Dataset records
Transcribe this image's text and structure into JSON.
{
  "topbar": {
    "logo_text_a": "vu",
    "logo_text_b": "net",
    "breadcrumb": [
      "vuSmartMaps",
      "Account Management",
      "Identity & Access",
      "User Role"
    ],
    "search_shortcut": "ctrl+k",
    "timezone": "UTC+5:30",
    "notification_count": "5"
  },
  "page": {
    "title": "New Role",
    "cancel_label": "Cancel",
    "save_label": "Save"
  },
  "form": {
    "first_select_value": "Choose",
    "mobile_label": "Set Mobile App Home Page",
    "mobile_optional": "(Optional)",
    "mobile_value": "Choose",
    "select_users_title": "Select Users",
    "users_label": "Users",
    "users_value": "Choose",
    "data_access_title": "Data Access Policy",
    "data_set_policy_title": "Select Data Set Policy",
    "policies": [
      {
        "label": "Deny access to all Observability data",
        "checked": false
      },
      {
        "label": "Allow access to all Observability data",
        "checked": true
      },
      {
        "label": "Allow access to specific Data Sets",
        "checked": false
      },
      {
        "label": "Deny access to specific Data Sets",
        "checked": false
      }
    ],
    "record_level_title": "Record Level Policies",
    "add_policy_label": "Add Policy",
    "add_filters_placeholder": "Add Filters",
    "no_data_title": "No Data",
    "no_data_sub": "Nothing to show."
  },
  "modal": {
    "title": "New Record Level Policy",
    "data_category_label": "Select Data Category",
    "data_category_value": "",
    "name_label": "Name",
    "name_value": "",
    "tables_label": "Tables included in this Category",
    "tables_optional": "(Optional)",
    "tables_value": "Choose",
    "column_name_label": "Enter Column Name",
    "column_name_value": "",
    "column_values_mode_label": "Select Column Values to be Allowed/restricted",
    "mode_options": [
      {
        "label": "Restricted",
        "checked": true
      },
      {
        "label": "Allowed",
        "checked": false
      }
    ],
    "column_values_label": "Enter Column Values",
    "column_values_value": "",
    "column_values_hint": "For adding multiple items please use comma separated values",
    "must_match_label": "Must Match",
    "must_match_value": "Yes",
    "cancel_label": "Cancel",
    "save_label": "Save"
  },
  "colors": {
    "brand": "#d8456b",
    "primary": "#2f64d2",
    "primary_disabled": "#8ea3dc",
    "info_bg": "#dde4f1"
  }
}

- Stated problem -
Write out every line of the data that holds the word "Enter".

- Task result -
    "column_name_label": "Enter Column Name",
    "column_values_label": "Enter Column Values",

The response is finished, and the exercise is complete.